— Start —

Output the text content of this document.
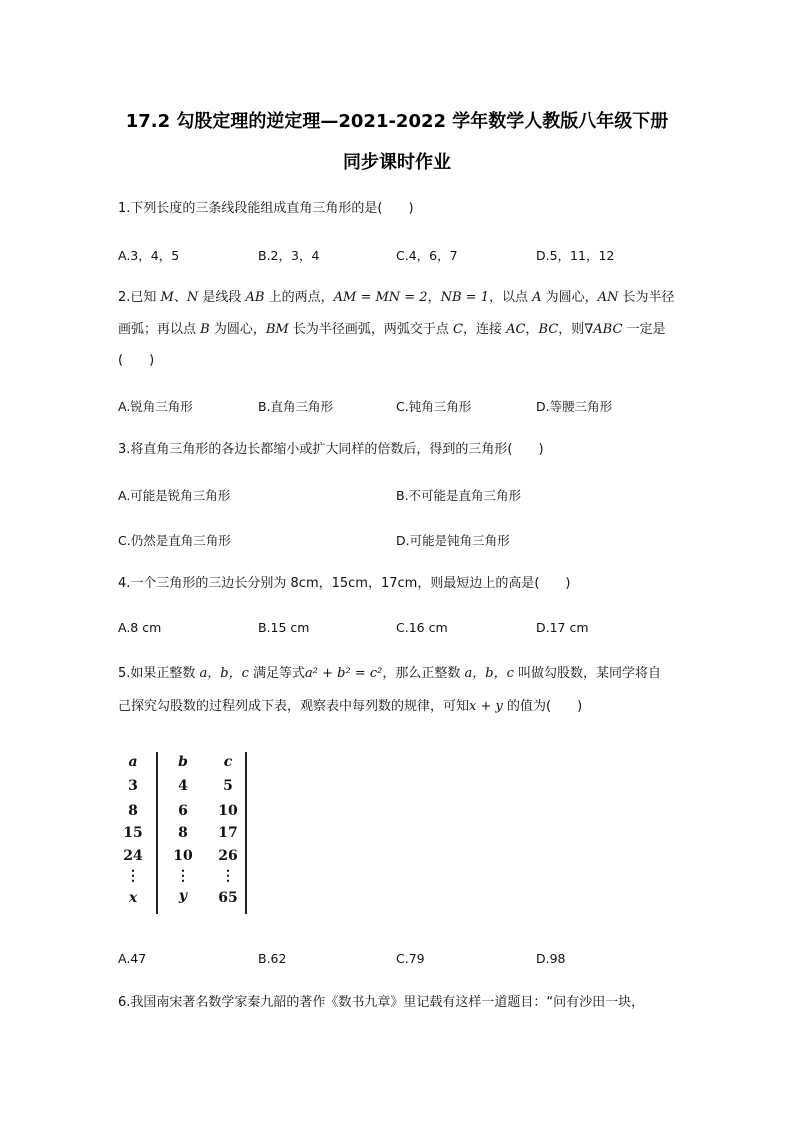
17.2 勾股定理的逆定理—2021-2022 学年数学人教版八年级下册
同步课时作业
1.下列长度的三条线段能组成直角三角形的是(　　)
A.3，4，5	B.2，3，4	C.4，6，7	D.5，11，12
2.已知 M、N 是线段 AB 上的两点，AM = MN = 2，NB = 1，以点 A 为圆心，AN 长为半径
画弧；再以点 B 为圆心，BM 长为半径画弧，两弧交于点 C，连接 AC，BC，则∇ABC 一定是
(　　)
A.锐角三角形	B.直角三角形	C.钝角三角形	D.等腰三角形
3.将直角三角形的各边长都缩小或扩大同样的倍数后，得到的三角形(　　)
A.可能是锐角三角形	B.不可能是直角三角形
C.仍然是直角三角形	D.可能是钝角三角形
4.一个三角形的三边长分别为 8cm，15cm，17cm，则最短边上的高是(　　)
A.8 cm	B.15 cm	C.16 cm	D.17 cm
5.如果正整数 a，b，c 满足等式a² + b² = c²，那么正整数 a，b，c 叫做勾股数，某同学将自
己探究勾股数的过程列成下表，观察表中每列数的规律，可知x + y 的值为(　　)
a	b	c
3	4	5
8	6	10
15	8	17
24	10	26
⋮	⋮	⋮
x	y	65
A.47	B.62	C.79	D.98
6.我国南宋著名数学家秦九韶的著作《数书九章》里记载有这样一道题目：“问有沙田一块，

— End —

Return the material word for word. Pictures are not part of the copy.

Output the text content of this document.
17.2 勾股定理的逆定理—2021-2022 学年数学人教版八年级下册
同步课时作业
1.下列长度的三条线段能组成直角三角形的是(　　)
A.3，4，5	B.2，3，4	C.4，6，7	D.5，11，12
2.已知 M、N 是线段 AB 上的两点，AM = MN = 2，NB = 1，以点 A 为圆心，AN 长为半径
画弧；再以点 B 为圆心，BM 长为半径画弧，两弧交于点 C，连接 AC，BC，则∇ABC 一定是
(　　)
A.锐角三角形	B.直角三角形	C.钝角三角形	D.等腰三角形
3.将直角三角形的各边长都缩小或扩大同样的倍数后，得到的三角形(　　)
A.可能是锐角三角形	B.不可能是直角三角形
C.仍然是直角三角形	D.可能是钝角三角形
4.一个三角形的三边长分别为 8cm，15cm，17cm，则最短边上的高是(　　)
A.8 cm	B.15 cm	C.16 cm	D.17 cm
5.如果正整数 a，b，c 满足等式a² + b² = c²，那么正整数 a，b，c 叫做勾股数，某同学将自
己探究勾股数的过程列成下表，观察表中每列数的规律，可知x + y 的值为(　　)
a	b	c
3	4	5
8	6	10
15	8	17
24	10	26
⋮	⋮	⋮
x	y	65
A.47	B.62	C.79	D.98
6.我国南宋著名数学家秦九韶的著作《数书九章》里记载有这样一道题目：“问有沙田一块，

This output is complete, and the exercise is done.